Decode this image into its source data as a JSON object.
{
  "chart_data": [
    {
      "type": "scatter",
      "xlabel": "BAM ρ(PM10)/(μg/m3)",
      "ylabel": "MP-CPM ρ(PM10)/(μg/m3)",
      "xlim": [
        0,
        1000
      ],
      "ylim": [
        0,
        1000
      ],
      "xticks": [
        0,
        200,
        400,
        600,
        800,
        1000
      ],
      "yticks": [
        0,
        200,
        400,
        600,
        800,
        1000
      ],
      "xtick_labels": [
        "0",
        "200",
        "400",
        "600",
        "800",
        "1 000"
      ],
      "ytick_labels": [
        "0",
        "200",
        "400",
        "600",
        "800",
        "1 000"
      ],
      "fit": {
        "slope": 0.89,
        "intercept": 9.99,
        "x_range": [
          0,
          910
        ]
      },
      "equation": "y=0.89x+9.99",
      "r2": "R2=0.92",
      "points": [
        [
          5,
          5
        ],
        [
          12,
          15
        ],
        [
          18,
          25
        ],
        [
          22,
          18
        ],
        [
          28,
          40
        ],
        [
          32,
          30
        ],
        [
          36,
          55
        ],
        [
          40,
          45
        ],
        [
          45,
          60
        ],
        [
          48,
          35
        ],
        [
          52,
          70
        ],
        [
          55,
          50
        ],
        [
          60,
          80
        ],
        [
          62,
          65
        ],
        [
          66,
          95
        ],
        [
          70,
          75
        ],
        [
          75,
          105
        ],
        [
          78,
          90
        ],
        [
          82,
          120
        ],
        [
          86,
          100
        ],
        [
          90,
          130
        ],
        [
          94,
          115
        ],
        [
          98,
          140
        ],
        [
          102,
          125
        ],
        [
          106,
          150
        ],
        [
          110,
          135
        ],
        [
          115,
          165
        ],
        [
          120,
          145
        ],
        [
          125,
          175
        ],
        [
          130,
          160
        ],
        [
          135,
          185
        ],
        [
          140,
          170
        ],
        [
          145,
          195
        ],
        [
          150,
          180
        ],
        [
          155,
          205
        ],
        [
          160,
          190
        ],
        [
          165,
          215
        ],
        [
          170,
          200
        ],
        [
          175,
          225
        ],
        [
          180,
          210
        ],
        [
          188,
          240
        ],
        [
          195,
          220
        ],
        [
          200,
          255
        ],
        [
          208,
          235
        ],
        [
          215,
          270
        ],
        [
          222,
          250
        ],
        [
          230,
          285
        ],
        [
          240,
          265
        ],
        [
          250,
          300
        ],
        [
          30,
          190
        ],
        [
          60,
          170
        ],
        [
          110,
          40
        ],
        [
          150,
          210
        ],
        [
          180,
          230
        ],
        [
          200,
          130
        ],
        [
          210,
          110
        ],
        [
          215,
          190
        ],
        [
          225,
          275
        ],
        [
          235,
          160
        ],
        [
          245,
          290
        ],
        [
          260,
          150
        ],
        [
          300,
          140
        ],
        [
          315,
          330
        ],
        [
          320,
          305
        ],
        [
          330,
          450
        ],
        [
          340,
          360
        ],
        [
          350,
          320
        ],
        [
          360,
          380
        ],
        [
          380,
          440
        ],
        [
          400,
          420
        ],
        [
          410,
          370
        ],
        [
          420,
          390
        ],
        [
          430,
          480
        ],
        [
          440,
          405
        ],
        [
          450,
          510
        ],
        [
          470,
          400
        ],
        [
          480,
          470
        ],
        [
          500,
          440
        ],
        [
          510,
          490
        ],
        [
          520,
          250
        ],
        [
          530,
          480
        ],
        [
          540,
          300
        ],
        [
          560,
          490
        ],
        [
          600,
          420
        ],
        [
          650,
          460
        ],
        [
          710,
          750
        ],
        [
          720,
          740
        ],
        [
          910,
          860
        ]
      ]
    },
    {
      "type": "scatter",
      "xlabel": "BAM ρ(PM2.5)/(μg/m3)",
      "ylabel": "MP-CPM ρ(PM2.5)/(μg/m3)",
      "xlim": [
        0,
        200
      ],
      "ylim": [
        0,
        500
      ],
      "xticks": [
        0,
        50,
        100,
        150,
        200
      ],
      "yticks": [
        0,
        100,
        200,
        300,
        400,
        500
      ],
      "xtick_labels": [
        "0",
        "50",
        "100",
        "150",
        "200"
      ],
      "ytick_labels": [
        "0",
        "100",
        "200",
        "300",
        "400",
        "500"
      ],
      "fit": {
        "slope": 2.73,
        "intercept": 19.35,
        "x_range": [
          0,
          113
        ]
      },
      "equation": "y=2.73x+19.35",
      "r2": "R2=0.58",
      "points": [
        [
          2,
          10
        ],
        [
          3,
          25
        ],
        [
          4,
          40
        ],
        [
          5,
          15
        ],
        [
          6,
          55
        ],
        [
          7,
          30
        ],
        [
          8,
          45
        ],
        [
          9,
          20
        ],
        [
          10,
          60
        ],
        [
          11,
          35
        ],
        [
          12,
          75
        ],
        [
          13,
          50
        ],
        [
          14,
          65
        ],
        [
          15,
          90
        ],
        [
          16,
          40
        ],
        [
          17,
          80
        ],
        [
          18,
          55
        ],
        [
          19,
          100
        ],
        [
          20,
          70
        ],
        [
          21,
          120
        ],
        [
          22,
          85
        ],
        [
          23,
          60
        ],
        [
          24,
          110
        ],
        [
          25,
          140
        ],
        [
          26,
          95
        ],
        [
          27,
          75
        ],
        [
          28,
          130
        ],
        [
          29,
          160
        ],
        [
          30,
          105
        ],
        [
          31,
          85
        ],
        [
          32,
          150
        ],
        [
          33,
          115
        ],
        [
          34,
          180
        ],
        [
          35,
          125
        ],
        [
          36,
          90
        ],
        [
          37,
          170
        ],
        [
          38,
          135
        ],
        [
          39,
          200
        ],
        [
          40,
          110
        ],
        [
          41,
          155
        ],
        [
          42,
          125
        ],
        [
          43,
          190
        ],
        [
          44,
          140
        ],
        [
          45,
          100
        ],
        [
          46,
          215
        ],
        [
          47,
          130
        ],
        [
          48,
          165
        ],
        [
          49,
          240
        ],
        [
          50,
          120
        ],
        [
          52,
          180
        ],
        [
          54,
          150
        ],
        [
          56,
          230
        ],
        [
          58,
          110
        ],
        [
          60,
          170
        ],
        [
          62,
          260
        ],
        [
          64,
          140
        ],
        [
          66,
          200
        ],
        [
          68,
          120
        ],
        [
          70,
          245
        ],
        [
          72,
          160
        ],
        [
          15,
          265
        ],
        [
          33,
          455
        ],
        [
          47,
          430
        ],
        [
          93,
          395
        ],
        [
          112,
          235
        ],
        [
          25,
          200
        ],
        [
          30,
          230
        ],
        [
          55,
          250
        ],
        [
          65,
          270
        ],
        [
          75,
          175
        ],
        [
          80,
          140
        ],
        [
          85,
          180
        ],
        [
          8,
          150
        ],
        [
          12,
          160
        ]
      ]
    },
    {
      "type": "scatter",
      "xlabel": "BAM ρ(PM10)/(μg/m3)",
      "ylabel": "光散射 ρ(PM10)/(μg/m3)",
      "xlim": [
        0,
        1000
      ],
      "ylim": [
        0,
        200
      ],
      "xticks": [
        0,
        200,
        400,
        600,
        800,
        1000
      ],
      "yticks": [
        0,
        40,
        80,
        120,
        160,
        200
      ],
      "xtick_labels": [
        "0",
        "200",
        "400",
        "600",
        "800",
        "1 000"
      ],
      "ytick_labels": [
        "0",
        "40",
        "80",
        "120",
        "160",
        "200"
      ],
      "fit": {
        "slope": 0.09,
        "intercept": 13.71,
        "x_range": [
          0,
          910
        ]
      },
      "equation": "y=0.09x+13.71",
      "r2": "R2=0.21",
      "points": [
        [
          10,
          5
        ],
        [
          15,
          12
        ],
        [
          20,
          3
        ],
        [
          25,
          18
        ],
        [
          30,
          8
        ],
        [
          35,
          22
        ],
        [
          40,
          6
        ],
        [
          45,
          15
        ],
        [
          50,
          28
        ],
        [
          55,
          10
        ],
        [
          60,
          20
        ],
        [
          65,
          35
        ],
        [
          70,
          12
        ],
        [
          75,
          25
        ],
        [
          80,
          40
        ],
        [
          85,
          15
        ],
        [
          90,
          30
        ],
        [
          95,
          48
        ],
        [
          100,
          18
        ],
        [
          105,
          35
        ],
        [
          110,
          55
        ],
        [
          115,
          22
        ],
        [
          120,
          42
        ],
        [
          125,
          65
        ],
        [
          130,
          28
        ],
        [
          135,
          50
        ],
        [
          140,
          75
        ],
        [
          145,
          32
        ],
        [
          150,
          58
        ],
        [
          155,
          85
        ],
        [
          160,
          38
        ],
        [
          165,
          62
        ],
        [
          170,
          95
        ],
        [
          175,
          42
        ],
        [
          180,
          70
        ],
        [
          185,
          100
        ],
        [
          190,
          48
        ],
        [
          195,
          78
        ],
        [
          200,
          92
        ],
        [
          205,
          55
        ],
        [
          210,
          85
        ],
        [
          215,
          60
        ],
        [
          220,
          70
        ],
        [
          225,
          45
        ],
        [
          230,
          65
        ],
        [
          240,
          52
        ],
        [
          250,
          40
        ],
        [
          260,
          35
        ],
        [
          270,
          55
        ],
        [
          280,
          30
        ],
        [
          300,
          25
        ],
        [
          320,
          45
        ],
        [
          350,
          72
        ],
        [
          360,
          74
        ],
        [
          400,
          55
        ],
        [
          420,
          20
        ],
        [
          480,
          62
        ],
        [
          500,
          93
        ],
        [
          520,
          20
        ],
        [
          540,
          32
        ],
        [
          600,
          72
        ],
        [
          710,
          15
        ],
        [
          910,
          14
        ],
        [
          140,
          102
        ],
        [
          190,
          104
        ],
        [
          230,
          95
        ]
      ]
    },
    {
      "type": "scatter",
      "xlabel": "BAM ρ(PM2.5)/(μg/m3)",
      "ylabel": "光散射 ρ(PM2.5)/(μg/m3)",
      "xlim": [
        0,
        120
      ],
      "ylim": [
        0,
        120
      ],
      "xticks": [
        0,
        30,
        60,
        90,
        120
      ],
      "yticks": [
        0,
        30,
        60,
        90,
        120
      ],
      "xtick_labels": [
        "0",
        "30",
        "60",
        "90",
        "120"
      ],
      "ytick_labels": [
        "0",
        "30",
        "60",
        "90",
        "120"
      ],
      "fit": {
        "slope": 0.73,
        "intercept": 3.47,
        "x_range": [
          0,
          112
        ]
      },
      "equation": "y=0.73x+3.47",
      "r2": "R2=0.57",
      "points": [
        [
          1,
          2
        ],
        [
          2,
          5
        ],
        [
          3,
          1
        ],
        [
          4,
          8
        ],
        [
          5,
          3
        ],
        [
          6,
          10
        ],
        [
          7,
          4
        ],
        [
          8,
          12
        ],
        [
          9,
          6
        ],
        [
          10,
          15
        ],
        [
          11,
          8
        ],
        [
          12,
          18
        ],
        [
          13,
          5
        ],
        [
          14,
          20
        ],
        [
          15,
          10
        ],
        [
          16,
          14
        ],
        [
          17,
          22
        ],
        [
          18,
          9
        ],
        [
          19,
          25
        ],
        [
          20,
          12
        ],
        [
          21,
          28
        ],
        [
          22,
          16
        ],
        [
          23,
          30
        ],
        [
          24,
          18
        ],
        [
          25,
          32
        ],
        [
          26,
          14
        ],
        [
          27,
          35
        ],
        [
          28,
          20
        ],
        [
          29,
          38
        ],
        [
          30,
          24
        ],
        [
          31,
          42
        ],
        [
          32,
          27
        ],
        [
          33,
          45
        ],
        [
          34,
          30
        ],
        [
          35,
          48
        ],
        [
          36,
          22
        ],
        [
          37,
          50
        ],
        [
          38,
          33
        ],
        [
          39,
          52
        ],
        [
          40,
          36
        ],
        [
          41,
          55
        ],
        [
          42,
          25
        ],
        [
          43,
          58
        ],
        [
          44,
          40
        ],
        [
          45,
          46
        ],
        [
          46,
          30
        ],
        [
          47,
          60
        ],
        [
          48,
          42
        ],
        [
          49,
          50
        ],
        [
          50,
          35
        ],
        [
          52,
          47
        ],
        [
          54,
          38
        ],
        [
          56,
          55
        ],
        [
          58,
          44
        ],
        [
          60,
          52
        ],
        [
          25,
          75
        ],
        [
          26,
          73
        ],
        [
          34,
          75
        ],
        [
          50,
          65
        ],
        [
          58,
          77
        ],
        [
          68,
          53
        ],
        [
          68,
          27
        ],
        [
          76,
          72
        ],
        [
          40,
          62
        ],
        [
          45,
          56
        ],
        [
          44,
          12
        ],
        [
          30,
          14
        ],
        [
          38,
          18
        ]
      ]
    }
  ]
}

» Work instructions
Of the lines in the data, how many hold the string "ylabel"? State the number, nothing else.

» Answer to the problem
4